Excerpt from a dataset:
'''
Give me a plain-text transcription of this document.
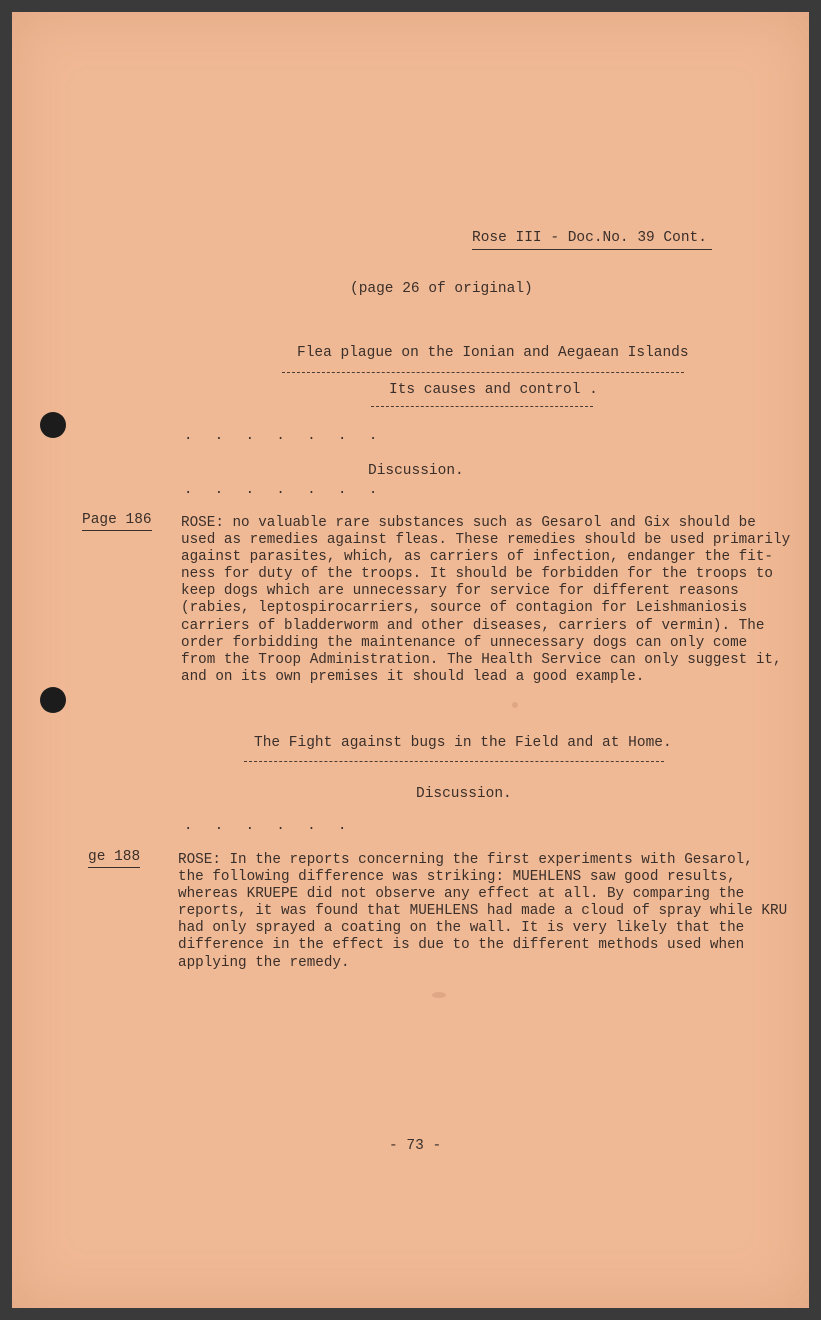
Rose III - Doc.No. 39 Cont.
(page 26 of original)
Flea plague on the Ionian and Aegaean Islands
Its causes and control .
. . . . . . .
Discussion.
. . . . . . .
Page 186 ROSE: no valuable rare substances such as Gesarol and Gix should be
used as remedies against fleas. These remedies should be used primarily
against parasites, which, as carriers of infection, endanger the fit-
ness for duty of the troops. It should be forbidden for the troops to
keep dogs which are unnecessary for service for different reasons
(rabies, leptospirocarriers, source of contagion for Leishmaniosis
carriers of bladderworm and other diseases, carriers of vermin). The
order forbidding the maintenance of unnecessary dogs can only come
from the Troop Administration. The Health Service can only suggest it,
and on its own premises it should lead a good example.
The Fight against bugs in the Field and at Home.
Discussion.
. . . . . .
ge 188	ROSE: In the reports concerning the first experiments with Gesarol,
the following difference was striking: MUEHLENS saw good results,
whereas KRUEPE did not observe any effect at all. By comparing the
reports, it was found that MUEHLENS had made a cloud of spray while KRU
had only sprayed a coating on the wall. It is very likely that the
difference in the effect is due to the different methods used when
applying the remedy.
- 73 -
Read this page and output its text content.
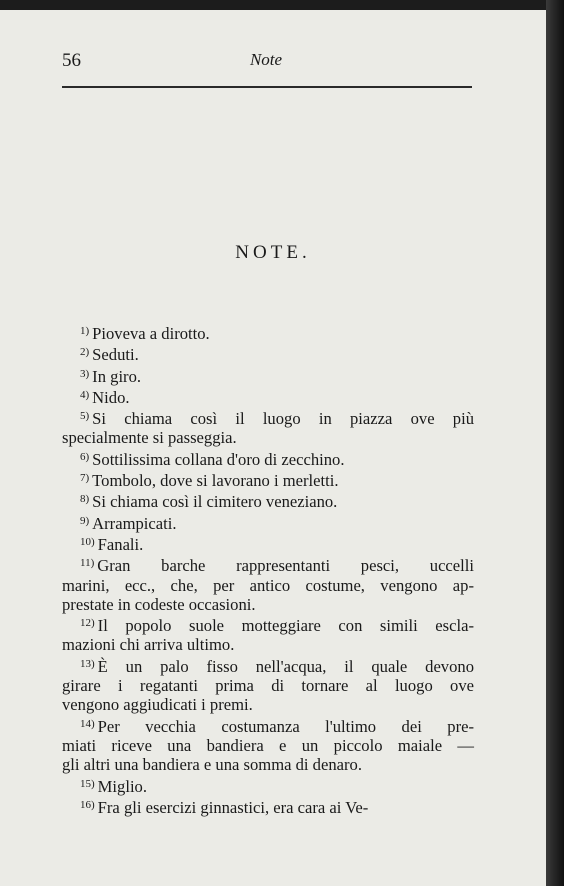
56	Note
NOTE.
$^{1)}$ Pioveva a dirotto.
$^{2)}$ Seduti.
$^{3)}$ In giro.
$^{4)}$ Nido.
$^{5)}$ Si chiama così il luogo in piazza ove più
specialmente si passeggia.
$^{6)}$ Sottilissima collana d'oro di zecchino.
$^{7)}$ Tombolo, dove si lavorano i merletti.
$^{8)}$ Si chiama così il cimitero veneziano.
$^{9)}$ Arrampicati.
$^{10)}$ Fanali.
$^{11)}$ Gran barche rappresentanti pesci, uccelli
marini, ecc., che, per antico costume, vengono ap-
prestate in codeste occasioni.
$^{12)}$ Il popolo suole motteggiare con simili escla-
mazioni chi arriva ultimo.
$^{13)}$ È un palo fisso nell'acqua, il quale devono
girare i regatanti prima di tornare al luogo ove
vengono aggiudicati i premi.
$^{14)}$ Per vecchia costumanza l'ultimo dei pre-
miati riceve una bandiera e un piccolo maiale —
gli altri una bandiera e una somma di denaro.
$^{15)}$ Miglio.
$^{16)}$ Fra gli esercizi ginnastici, era cara ai Ve-
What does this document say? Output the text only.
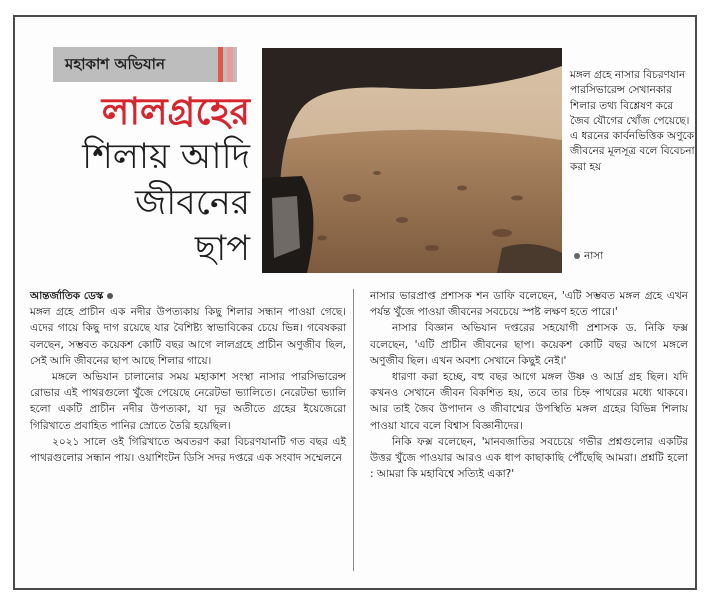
মহাকাশ অভিযান
লালগ্রহের
শিলায় আদি
জীবনের
ছাপ
মঙ্গল গ্রহে নাসার বিচরণযান পারসিভারেন্স সেখানকার শিলার তথ্য বিশ্লেষণ করে জৈব যৌগের খোঁজ পেয়েছে। এ ধরনের কার্বনভিত্তিক অণুকে জীবনের মূলসূত্র বলে বিবেচনা করা হয়
নাসা

আন্তর্জাতিক ডেস্ক

মঙ্গল গ্রহে প্রাচীন এক নদীর উপত্যকায় কিছু শিলার সন্ধান পাওয়া গেছে। এদের গায়ে কিছু দাগ রয়েছে যার বৈশিষ্ট্য স্বাভাবিকের চেয়ে ভিন্ন। গবেষকরা বলছেন, সম্ভবত কয়েকশ কোটি বছর আগে লালগ্রহে প্রাচীন অণুজীব ছিল, সেই আদি জীবনের ছাপ আছে শিলার গায়ে।

মঙ্গলে অভিযান চালানোর সময় মহাকাশ সংস্থা নাসার পারসিভারেন্স রোভার এই পাথরগুলো খুঁজে পেয়েছে নেরেটভা ভ্যালিতে। নেরেটভা ভ্যালি হলো একটি প্রাচীন নদীর উপত্যকা, যা দূর অতীতে গ্রহের ইয়েজেরো গিরিখাতে প্রবাহিত পানির স্রোতে তৈরি হয়েছিল।

২০২১ সালে ওই গিরিখাতে অবতরণ করা বিচরণযানটি গত বছর এই পাথরগুলোর সন্ধান পায়। ওয়াশিংটন ডিসি সদর দপ্তরে এক সংবাদ সম্মেলনে

নাসার ভারপ্রাপ্ত প্রশাসক শন ডাফি বলেছেন, 'এটি সম্ভবত মঙ্গল গ্রহে এখন পর্যন্ত খুঁজে পাওয়া জীবনের সবচেয়ে স্পষ্ট লক্ষণ হতে পারে।'

নাসার বিজ্ঞান অভিযান দপ্তরের সহযোগী প্রশাসক ড. নিকি ফক্স বলেছেন, 'এটি প্রাচীন জীবনের ছাপ। কয়েকশ কোটি বছর আগে মঙ্গলে অণুজীব ছিল। এখন অবশ্য সেখানে কিছুই নেই।'

ধারণা করা হচ্ছে, বহু বছর আগে মঙ্গল উষ্ণ ও আর্দ্র গ্রহ ছিল। যদি কখনও সেখানে জীবন বিকশিত হয়, তবে তার চিহ্ন পাথরের মধ্যে থাকবে। আর তাই জৈব উপাদান ও জীবাশ্মের উপস্থিতি মঙ্গল গ্রহের বিভিন্ন শিলায় পাওয়া যাবে বলে বিশ্বাস বিজ্ঞানীদের।

নিকি ফক্স বলেছেন, 'মানবজাতির সবচেয়ে গভীর প্রশ্নগুলোর একটির উত্তর খুঁজে পাওয়ার আরও এক ধাপ কাছাকাছি পৌঁছেছি আমরা। প্রশ্নটি হলো : আমরা কি মহাবিশ্বে সত্যিই একা?'
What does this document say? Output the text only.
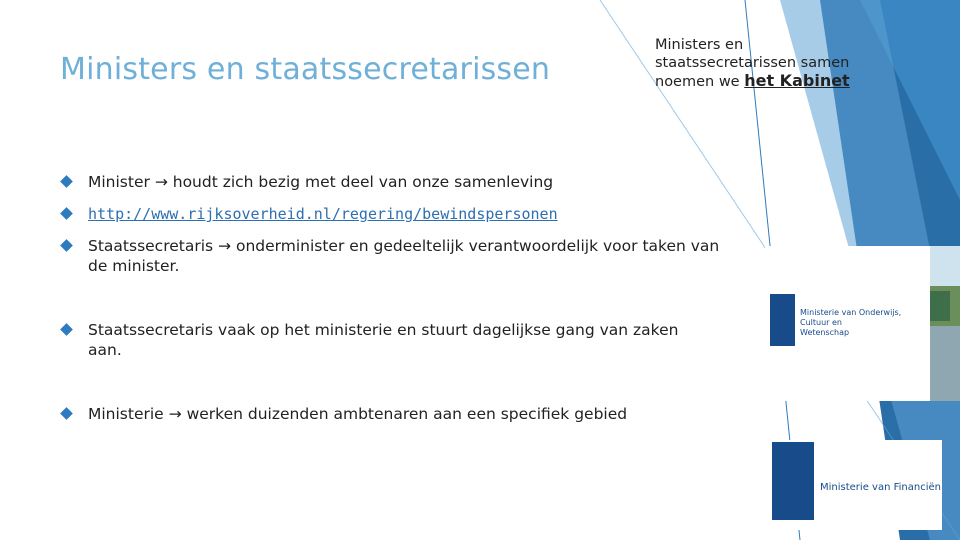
Ministers en staatssecretarissen
Ministers en
staatssecretarissen samen
noemen we het Kabinet
Minister → houdt zich bezig met deel van onze samenleving
http://www.rijksoverheid.nl/regering/bewindspersonen
Staatssecretaris → onderminister en gedeeltelijk verantwoordelijk voor taken van de minister.
Staatssecretaris vaak op het ministerie en stuurt dagelijkse gang van zaken aan.
Ministerie → werken duizenden ambtenaren aan een specifiek gebied
Ministerie van Onderwijs, Cultuur en
Wetenschap
Ministerie van Financiën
'''
Exercise description:
Report back each line of the entries that holds the string "luogo".

Exercise solution:
$^{5)}$ Si chiama così il luogo in piazza ove più
girare i regatanti prima di tornare al luogo ove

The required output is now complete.